* EXERCISE OBJECTIVE
Only lines with the string "mocowania" matter here; gather them from the material below.

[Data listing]
◆ ◆ ◆ ◆ ◆

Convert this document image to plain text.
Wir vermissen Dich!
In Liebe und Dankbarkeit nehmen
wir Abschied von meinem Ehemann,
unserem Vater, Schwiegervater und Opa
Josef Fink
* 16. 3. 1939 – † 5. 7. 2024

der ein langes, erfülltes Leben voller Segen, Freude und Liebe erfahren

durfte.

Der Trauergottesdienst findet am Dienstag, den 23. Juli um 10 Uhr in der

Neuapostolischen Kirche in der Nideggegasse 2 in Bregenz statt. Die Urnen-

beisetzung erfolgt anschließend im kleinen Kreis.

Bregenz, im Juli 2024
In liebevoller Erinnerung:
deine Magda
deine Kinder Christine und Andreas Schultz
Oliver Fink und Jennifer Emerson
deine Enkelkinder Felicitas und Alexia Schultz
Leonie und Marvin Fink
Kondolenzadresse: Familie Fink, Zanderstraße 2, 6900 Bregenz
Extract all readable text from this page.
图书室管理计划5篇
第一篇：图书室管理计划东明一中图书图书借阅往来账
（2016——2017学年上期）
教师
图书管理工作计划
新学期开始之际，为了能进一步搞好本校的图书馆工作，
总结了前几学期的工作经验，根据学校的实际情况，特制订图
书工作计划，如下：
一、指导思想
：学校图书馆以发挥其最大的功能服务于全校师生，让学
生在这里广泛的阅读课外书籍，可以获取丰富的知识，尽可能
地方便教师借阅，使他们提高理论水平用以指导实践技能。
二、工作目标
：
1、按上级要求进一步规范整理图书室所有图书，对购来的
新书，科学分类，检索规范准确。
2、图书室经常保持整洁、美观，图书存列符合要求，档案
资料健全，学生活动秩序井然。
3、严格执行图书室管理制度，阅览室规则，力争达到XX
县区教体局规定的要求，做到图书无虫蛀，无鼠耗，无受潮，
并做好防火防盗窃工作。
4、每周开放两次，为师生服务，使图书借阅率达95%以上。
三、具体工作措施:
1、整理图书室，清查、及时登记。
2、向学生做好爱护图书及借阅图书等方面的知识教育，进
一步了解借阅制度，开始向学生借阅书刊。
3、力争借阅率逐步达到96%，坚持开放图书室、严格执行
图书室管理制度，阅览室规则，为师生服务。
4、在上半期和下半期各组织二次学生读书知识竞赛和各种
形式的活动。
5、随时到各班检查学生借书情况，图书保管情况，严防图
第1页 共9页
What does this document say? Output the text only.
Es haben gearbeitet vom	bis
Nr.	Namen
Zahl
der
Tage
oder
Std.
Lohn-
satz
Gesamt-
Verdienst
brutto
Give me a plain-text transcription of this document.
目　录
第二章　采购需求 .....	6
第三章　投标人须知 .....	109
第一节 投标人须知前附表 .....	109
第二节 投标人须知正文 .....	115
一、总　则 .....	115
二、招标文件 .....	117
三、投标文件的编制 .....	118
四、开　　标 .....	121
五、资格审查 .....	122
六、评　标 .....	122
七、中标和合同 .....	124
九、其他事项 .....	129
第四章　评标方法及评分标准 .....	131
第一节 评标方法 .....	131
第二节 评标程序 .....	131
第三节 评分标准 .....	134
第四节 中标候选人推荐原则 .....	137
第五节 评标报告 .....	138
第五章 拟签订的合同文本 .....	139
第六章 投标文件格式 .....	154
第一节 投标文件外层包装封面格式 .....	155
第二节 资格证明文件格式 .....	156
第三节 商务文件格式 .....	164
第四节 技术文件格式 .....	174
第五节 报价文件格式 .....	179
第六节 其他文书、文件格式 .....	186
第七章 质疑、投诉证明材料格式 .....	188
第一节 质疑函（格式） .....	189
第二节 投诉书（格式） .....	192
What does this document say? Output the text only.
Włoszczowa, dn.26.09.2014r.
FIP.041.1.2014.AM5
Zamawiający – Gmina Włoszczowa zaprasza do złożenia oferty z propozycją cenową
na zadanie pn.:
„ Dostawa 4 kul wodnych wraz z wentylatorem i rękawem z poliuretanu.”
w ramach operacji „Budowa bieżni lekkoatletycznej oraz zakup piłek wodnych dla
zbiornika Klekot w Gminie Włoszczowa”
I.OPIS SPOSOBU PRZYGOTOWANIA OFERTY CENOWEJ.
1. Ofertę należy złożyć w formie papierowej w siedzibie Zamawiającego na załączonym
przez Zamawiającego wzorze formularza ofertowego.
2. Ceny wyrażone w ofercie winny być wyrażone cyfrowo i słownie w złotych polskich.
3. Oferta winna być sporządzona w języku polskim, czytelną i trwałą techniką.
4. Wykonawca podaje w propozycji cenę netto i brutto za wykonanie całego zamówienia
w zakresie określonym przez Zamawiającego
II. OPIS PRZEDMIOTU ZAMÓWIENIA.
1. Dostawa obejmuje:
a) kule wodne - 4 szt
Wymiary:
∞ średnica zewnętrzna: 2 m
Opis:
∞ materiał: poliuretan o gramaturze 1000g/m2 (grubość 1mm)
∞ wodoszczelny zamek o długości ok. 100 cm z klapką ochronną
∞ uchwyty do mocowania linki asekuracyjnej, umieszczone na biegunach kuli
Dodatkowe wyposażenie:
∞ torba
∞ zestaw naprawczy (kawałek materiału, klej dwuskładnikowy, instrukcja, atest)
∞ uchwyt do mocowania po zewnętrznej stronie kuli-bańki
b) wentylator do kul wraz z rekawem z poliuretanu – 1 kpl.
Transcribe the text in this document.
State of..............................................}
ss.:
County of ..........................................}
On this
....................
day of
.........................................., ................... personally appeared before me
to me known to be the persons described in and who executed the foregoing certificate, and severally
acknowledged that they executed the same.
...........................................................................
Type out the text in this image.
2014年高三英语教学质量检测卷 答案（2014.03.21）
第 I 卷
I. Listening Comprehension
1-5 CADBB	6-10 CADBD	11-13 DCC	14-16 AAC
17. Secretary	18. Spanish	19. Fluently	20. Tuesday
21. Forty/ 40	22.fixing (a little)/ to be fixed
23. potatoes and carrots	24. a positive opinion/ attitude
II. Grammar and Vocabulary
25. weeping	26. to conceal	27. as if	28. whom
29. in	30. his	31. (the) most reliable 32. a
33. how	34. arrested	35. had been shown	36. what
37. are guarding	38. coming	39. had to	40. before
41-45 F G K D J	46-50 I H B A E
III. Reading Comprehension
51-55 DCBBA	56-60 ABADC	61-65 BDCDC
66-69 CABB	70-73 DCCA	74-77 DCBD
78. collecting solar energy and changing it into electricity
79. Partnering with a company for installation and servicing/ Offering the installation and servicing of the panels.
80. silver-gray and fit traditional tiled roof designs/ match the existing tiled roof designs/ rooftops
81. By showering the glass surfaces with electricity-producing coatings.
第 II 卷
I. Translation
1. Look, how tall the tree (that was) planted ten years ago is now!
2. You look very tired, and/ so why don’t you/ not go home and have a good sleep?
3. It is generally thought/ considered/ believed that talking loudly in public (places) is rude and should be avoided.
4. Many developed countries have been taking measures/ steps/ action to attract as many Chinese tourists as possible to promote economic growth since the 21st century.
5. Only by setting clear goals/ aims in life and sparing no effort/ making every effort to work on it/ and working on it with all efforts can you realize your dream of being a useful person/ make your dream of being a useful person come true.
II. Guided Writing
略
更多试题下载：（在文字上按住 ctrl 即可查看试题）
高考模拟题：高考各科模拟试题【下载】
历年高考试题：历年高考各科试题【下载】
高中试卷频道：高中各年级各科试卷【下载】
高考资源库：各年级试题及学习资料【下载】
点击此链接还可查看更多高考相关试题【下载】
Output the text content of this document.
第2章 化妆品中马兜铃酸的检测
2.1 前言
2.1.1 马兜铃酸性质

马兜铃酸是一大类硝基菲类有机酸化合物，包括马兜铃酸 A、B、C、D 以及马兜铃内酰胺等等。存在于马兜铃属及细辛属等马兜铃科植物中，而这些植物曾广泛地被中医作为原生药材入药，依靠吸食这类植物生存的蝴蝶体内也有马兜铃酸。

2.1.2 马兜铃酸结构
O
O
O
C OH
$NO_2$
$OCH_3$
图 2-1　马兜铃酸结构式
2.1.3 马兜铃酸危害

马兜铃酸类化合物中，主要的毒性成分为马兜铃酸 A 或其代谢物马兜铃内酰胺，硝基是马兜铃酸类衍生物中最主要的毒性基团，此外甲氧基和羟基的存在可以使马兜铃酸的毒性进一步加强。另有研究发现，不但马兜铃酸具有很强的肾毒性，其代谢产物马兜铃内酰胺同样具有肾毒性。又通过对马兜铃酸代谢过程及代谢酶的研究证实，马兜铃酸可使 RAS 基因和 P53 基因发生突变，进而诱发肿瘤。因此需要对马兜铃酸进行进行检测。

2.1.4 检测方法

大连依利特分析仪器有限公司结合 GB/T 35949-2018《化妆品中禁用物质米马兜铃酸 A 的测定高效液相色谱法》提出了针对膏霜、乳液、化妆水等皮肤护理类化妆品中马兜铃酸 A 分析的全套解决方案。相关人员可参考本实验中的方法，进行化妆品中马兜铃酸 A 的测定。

◆ ◆ ◆ ◆ ◆

* EXERCISE ANSWER
∞ uchwyty do mocowania linki asekuracyjnej, umieszczone na biegunach kuli
∞ uchwyt do mocowania po zewnętrznej stronie kuli-bańki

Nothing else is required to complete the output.